=== Aufgabe ===
Beantworte die folgenden Fragen zum Thread über Netzteillüfter.
1. Welches Lüftermodell wird als Beispiel für einen AMD-Box-Kühler genannt, und welche Maße hat es?
2. Welche Hersteller nennt Stefan Payne neben Delta?
3. Welcher Lüfter ist laut AMD64X2-User im Cougar Power 400W verbaut?

━━━━━ Seite ━━━━━

Ja, aber Delta stellt auch leise(re) Lüfter her, halt alles was man so braucht.

Außerhalb der Höllenturbinen hab ich deren 'normal' Produkte nur auf AMD Box Kühlern gesehen, z.B. der AFB0712HHB, 70x15mm, lag AFAIR dem Athlon 64 2800+ oder 3000+ für S754 bei....

Und hier verstehe ich nicht, das niemand diese Produkte nutzt...


----------



## Compucase (14. Juni 2009)

*AW: Netzteillüfter im Labor tauschen*

Es wird schon Gruende dafuer geben warum manche Luefter die technisch gut sind, nicht verbaut werden...


----------



## Stefan Payne (14. Juni 2009)

*AW: Netzteillüfter im Labor tauschen*

Vermutlich ist der Preis der Deltas (und auch Sanyo Denki bzw Nidec) deutlich über denen der Konkurenz.
Und ev. sind die Lager auch nicht so ganz leise, wie bei anderen Hersteller, wäre auch 'ne Möglichkeit.


----------



## teurorist (31. August 2009)

*AW: Netzteillüfter im Labor tauschen*

schau mal in alte nt da findest viele deltas


----------



## ole88 (31. August 2009)

*AW: Netzteillüfter im Labor tauschen*

man du leichenschänder, musst du soviel spamen für den mp


----------



## AMD64X2-User (31. August 2009)

*AW: Netzteillüfter im Labor tauschen*

Im Cougar Power 400W ist der Skythe Kama verbaut: Caseking.de » Lüfter » Scythe » Scythe Kama DFS122512L-PWM 120mm


----------



## Compucase (31. August 2009)

*AW: Netzteillüfter im Labor tauschen*

Wohl ehr ein Young Lin Lüfter, der aber auch von anderen firmen gekauft und verkauft wird.
ein Lüfter - viele Aufkleber drauf...


----------

━━━━━ Datenauszüge ━━━━━

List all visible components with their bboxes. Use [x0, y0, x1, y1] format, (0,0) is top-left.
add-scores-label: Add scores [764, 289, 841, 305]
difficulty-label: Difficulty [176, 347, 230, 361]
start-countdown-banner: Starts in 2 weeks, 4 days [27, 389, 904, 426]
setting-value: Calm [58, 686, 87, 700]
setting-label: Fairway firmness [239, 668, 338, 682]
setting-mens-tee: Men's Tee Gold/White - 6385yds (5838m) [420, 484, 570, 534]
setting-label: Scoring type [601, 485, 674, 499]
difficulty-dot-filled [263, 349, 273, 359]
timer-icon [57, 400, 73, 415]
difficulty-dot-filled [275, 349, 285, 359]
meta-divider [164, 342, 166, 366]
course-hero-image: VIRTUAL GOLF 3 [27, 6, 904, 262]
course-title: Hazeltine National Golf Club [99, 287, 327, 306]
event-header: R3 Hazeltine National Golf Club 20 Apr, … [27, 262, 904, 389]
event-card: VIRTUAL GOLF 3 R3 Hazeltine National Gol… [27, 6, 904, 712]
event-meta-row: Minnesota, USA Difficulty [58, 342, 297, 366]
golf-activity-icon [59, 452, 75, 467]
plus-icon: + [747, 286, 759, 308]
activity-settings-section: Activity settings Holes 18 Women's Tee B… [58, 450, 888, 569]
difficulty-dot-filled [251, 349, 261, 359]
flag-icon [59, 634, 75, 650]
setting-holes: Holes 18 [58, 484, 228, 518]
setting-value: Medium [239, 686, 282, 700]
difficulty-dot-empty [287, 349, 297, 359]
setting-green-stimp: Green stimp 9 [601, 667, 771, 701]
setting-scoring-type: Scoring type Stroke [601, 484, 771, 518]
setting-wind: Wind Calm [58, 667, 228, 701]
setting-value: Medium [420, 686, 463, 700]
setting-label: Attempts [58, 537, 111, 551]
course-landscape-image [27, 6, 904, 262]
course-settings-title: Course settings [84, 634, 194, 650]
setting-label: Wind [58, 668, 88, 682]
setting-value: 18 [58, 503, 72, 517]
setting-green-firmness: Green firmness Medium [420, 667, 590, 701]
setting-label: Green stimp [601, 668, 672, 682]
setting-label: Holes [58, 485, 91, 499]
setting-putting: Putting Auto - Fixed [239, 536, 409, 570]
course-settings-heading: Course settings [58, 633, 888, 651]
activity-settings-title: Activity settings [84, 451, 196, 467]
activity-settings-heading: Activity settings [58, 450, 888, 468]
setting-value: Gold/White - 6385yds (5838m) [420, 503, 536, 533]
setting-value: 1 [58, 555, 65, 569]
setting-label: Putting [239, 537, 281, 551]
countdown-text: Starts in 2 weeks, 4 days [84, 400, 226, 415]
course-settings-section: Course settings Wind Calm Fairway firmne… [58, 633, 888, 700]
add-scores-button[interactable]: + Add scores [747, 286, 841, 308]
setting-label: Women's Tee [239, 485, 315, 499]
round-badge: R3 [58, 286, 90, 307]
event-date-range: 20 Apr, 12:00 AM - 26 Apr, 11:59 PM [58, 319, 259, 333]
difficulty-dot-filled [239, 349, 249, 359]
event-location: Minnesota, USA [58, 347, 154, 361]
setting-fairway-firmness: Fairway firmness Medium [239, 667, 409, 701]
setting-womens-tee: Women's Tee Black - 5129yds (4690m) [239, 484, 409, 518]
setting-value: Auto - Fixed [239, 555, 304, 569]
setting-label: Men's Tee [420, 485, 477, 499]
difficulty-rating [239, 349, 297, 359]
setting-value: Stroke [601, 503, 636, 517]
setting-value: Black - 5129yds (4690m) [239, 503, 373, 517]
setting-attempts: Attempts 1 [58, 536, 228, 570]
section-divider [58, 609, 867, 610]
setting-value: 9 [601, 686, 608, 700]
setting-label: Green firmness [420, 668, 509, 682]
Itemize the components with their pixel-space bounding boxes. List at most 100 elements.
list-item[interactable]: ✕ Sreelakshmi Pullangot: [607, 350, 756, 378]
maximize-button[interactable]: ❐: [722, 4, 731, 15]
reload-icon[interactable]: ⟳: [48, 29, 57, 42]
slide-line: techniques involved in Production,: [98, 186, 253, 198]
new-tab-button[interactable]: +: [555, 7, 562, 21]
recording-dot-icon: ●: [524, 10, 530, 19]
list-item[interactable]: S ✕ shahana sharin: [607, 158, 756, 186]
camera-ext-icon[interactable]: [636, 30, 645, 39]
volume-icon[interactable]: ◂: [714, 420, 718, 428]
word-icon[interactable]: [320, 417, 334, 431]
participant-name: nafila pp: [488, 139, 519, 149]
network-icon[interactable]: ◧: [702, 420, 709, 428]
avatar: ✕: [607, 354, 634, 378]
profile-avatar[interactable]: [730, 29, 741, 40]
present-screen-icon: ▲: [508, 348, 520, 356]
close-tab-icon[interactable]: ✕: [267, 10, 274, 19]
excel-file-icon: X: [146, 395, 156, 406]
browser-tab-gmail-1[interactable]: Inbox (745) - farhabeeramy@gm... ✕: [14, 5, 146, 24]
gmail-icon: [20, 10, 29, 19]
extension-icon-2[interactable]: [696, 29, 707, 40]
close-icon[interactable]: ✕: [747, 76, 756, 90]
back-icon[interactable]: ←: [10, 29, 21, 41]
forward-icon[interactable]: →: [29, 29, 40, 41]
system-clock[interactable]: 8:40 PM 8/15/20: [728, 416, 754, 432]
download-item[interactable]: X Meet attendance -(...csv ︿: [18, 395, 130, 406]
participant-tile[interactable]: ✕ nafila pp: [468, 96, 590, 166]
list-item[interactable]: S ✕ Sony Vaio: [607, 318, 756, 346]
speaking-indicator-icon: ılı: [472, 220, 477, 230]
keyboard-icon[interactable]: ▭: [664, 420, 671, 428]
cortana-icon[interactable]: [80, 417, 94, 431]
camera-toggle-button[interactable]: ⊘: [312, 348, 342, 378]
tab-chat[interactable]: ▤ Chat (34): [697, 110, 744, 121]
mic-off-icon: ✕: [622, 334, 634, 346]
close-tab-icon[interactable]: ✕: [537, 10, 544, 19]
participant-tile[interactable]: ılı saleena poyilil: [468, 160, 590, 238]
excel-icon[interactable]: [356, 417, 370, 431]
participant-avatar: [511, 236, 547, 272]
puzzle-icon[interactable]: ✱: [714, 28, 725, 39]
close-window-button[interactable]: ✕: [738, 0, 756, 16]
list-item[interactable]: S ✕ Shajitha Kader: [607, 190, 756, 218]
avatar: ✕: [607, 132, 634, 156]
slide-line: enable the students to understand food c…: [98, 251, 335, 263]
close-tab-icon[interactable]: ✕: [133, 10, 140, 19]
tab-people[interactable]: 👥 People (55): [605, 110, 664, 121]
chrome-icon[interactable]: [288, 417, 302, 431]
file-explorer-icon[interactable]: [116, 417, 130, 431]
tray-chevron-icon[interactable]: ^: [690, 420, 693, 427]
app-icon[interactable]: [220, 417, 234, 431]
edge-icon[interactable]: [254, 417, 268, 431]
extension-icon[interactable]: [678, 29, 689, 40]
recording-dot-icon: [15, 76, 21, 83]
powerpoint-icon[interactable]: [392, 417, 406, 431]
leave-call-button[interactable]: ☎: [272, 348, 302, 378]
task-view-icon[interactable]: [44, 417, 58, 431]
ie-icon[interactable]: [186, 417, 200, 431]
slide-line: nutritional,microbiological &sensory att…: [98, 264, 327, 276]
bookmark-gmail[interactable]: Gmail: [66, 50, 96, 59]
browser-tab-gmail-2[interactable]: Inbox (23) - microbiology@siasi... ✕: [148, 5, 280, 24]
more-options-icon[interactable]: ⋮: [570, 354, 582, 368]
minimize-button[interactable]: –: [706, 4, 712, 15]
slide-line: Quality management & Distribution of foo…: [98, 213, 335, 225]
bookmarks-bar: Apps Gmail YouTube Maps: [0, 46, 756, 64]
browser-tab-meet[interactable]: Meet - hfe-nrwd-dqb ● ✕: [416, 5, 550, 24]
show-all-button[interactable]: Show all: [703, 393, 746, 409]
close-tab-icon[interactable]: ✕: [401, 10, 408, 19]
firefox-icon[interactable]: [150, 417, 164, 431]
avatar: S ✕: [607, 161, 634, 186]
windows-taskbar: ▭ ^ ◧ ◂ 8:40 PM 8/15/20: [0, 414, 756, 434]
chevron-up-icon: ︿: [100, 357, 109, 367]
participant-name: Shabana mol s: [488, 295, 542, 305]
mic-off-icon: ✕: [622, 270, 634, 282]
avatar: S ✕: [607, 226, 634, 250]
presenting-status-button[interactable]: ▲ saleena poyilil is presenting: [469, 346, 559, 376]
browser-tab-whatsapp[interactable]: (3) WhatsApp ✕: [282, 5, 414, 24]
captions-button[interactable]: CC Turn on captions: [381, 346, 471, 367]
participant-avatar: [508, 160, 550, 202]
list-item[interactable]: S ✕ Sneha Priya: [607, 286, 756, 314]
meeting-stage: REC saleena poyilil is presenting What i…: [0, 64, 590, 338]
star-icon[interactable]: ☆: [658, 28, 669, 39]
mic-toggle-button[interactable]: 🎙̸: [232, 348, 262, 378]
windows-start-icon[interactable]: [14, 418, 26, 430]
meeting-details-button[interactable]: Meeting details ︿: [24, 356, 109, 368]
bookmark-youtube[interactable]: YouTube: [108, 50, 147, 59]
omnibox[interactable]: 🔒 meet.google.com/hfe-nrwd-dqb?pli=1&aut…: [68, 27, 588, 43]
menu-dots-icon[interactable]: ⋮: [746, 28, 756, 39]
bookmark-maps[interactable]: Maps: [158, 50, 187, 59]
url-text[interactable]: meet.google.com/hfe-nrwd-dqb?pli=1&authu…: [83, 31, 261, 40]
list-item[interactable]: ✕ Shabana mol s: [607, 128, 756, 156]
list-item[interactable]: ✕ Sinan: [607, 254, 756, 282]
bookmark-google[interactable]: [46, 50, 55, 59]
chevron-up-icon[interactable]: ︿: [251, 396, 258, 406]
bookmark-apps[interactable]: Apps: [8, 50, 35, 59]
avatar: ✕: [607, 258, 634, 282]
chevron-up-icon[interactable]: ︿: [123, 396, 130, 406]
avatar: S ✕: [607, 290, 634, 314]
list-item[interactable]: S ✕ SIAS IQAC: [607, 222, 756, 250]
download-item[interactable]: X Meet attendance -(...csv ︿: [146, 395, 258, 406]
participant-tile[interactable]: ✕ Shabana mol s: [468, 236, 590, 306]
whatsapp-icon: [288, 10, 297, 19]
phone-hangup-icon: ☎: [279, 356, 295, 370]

━━━━━

=== Antwort ===
1. Der AFB0712HHB mit 70x15mm.
2. Sanyo Denki und Nidec.
3. Der Scythe Kama DFS122512L-PWM 120mm.